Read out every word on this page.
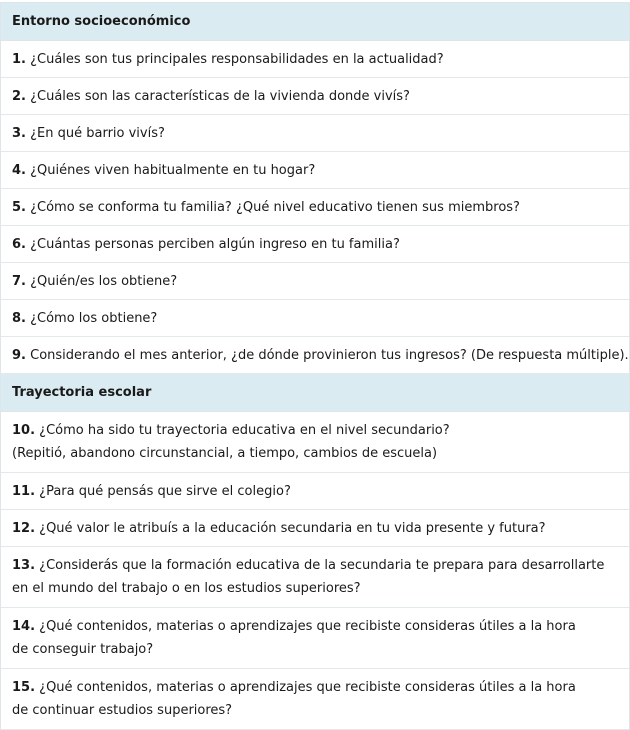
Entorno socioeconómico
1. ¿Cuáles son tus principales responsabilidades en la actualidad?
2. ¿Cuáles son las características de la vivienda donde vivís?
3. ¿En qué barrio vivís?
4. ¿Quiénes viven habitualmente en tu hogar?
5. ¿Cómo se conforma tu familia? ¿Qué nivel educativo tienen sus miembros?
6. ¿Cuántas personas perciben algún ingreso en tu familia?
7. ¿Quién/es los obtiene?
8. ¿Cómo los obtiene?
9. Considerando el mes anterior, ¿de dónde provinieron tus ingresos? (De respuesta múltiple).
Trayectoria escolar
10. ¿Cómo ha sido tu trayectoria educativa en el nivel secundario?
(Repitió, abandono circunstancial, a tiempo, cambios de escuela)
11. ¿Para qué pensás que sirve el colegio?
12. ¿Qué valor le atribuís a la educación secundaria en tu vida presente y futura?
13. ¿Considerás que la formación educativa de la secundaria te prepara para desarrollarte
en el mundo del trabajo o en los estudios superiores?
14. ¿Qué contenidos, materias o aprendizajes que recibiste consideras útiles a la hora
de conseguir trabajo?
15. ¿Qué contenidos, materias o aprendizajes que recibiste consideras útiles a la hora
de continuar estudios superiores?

--*--

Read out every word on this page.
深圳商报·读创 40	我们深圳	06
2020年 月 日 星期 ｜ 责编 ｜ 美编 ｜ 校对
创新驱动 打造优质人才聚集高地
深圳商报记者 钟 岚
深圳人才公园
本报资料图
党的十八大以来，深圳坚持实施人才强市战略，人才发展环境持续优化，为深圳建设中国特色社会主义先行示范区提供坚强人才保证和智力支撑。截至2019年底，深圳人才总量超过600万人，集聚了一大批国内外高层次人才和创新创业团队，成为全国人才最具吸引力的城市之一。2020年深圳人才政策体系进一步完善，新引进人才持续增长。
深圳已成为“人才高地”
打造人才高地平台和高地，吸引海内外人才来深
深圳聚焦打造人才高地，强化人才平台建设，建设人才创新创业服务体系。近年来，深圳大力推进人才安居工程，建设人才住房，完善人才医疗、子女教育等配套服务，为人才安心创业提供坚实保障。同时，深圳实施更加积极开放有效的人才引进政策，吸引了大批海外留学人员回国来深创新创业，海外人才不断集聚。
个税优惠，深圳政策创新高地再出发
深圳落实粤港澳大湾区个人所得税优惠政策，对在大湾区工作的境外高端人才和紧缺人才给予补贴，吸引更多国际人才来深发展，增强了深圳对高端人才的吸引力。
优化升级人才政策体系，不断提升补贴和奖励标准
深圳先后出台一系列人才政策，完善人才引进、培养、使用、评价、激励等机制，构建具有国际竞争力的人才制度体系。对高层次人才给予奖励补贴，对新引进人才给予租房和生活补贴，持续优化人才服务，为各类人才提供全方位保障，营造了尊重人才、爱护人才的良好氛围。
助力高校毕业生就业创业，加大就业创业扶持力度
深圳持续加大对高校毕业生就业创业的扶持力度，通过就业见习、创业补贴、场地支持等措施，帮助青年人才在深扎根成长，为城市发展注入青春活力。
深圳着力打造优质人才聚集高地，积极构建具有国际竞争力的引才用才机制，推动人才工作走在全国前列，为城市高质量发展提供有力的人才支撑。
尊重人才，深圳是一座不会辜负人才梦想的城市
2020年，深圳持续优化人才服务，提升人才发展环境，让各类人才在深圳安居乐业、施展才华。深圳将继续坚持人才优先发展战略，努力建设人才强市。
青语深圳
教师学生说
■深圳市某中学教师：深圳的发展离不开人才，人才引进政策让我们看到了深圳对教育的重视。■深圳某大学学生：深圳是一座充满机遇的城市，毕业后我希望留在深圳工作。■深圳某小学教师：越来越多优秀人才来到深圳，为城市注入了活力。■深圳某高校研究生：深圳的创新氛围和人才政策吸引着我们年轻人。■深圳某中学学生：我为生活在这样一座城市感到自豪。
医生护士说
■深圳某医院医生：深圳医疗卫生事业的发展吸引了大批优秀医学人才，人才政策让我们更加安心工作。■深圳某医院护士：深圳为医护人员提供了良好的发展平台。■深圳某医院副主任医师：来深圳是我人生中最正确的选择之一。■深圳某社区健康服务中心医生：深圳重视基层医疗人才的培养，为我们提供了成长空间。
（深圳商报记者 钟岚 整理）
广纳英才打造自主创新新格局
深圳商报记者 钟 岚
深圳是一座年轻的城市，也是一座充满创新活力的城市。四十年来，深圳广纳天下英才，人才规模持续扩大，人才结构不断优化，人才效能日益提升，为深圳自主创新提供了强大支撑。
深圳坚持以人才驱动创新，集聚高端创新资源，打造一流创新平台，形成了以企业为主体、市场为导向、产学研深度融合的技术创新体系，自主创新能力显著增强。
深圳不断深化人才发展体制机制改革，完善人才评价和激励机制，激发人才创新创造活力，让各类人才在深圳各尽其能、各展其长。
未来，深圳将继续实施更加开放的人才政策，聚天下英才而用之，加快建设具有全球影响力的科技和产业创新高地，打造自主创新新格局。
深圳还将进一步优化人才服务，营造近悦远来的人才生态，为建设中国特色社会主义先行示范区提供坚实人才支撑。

--*--

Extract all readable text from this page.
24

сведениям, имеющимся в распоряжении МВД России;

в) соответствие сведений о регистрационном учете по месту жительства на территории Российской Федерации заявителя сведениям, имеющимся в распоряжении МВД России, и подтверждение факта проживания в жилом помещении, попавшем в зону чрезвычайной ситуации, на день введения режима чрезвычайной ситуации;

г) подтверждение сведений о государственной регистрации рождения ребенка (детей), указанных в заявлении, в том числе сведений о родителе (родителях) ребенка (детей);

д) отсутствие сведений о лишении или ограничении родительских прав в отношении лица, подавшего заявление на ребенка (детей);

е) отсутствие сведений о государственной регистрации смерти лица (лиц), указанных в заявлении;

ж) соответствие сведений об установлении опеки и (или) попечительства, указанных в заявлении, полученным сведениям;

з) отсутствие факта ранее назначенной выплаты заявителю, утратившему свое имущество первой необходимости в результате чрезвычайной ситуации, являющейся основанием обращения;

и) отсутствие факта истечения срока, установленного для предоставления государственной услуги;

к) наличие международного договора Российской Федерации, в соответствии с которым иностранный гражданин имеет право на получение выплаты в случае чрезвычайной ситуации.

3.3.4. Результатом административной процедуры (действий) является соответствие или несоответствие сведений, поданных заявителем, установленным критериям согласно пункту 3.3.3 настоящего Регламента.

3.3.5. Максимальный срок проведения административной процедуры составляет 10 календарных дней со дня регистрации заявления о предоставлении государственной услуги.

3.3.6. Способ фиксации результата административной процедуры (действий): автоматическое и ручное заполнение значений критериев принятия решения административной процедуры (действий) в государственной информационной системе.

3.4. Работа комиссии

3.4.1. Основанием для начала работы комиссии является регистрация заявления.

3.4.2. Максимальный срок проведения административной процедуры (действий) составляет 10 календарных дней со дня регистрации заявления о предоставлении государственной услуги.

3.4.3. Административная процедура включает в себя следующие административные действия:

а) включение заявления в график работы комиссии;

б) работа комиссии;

--*--

■ GIVEN TASK ■
Lines that hold the word "obtiene" are the ones to return, every one of them.

■ ANSWER TO THIS EXERCISE ■
7. ¿Quién/es los obtiene?
8. ¿Cómo los obtiene?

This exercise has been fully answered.